WHAT YOU WILL DO = Return exactly the lines of the entries that start at the line containing "Transcribe this image's" and continue to the last line. Omit the pictures.

[BEGIN GIVEN DATA]

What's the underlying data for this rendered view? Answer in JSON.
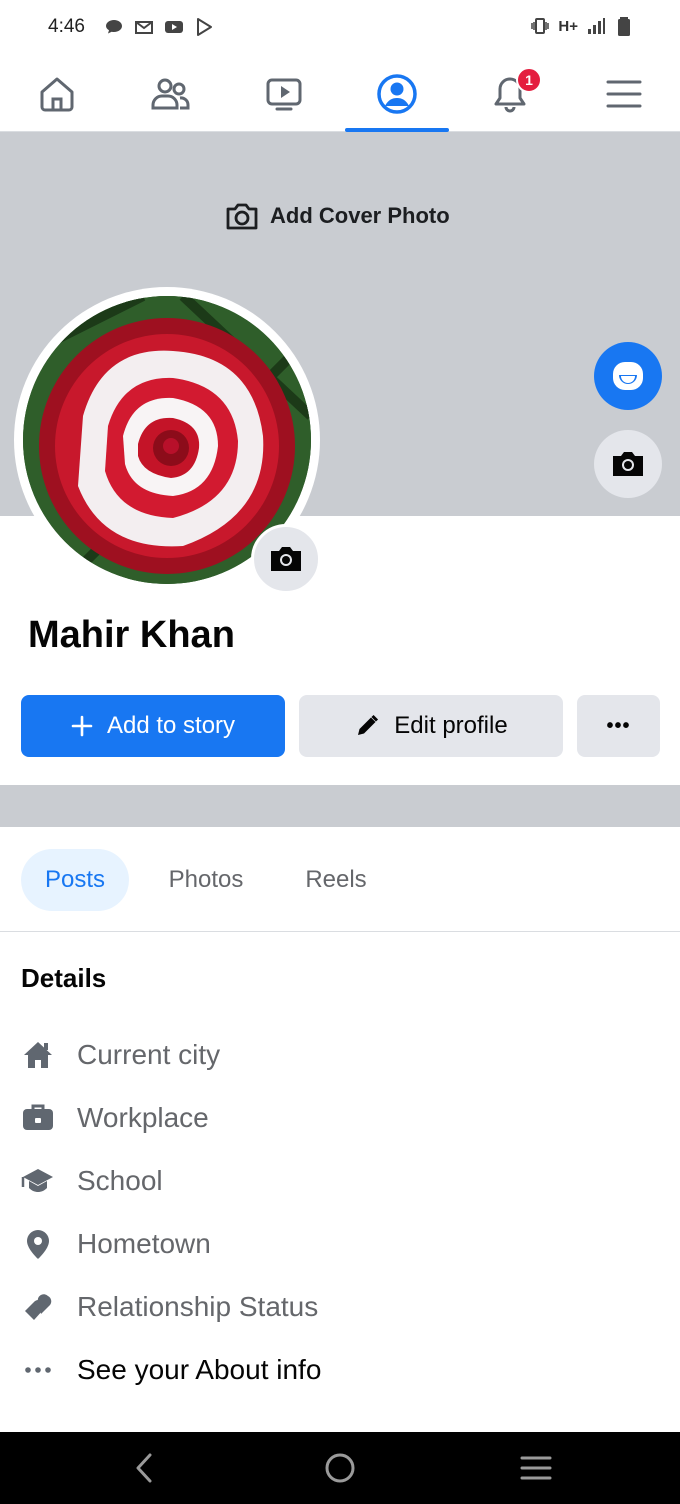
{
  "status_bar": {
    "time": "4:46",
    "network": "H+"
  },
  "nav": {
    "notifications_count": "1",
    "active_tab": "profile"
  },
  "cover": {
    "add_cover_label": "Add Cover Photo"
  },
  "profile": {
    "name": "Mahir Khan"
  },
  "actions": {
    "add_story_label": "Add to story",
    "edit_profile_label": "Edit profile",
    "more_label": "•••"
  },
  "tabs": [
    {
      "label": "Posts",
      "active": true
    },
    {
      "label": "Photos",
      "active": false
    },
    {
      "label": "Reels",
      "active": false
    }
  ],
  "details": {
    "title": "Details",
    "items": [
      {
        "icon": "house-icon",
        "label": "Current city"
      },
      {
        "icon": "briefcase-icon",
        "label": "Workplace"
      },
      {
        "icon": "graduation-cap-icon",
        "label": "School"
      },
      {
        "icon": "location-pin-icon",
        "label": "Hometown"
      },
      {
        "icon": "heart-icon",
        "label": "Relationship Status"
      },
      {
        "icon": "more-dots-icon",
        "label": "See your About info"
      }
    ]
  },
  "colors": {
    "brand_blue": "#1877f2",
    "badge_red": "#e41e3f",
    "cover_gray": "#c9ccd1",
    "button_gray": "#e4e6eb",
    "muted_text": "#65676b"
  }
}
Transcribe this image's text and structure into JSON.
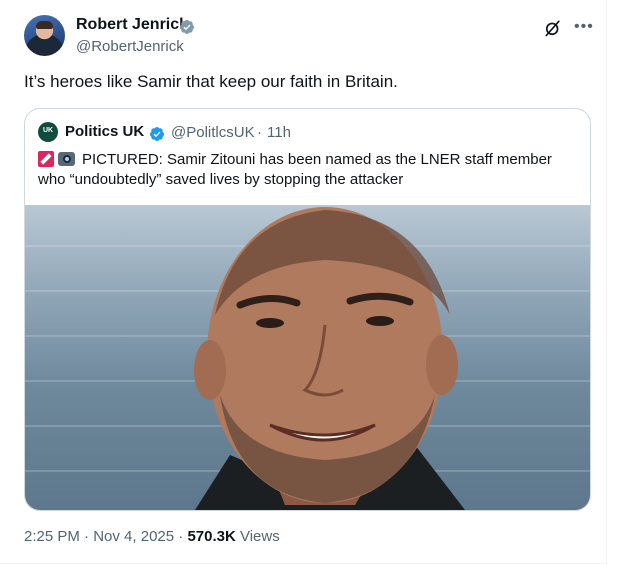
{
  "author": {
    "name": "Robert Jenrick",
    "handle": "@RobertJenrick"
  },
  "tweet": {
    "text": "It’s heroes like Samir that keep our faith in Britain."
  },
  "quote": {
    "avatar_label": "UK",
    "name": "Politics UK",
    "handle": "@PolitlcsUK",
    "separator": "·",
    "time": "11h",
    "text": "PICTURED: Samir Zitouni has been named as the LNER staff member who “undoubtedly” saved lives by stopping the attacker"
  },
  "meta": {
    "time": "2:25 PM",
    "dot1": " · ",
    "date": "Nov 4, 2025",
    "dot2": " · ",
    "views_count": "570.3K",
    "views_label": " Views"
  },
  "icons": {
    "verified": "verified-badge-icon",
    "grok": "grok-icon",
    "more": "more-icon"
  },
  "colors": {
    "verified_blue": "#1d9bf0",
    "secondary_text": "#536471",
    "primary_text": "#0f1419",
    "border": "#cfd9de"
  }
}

[END GIVEN DATA]

ANSWER TO THIS PROBLEM =
Transcribe this image's text and structure into JSON.
{
  "author": {
    "name": "Robert Jenrick",
    "handle": "@RobertJenrick"
  },
  "tweet": {
    "text": "It’s heroes like Samir that keep our faith in Britain."
  },
  "quote": {
    "avatar_label": "UK",
    "name": "Politics UK",
    "handle": "@PolitlcsUK",
    "separator": "·",
    "time": "11h",
    "text": "PICTURED: Samir Zitouni has been named as the LNER staff member who “undoubtedly” saved lives by stopping the attacker"
  },
  "meta": {
    "time": "2:25 PM",
    "dot1": " · ",
    "date": "Nov 4, 2025",
    "dot2": " · ",
    "views_count": "570.3K",
    "views_label": " Views"
  },
  "icons": {
    "verified": "verified-badge-icon",
    "grok": "grok-icon",
    "more": "more-icon"
  },
  "colors": {
    "verified_blue": "#1d9bf0",
    "secondary_text": "#536471",
    "primary_text": "#0f1419",
    "border": "#cfd9de"
  }
}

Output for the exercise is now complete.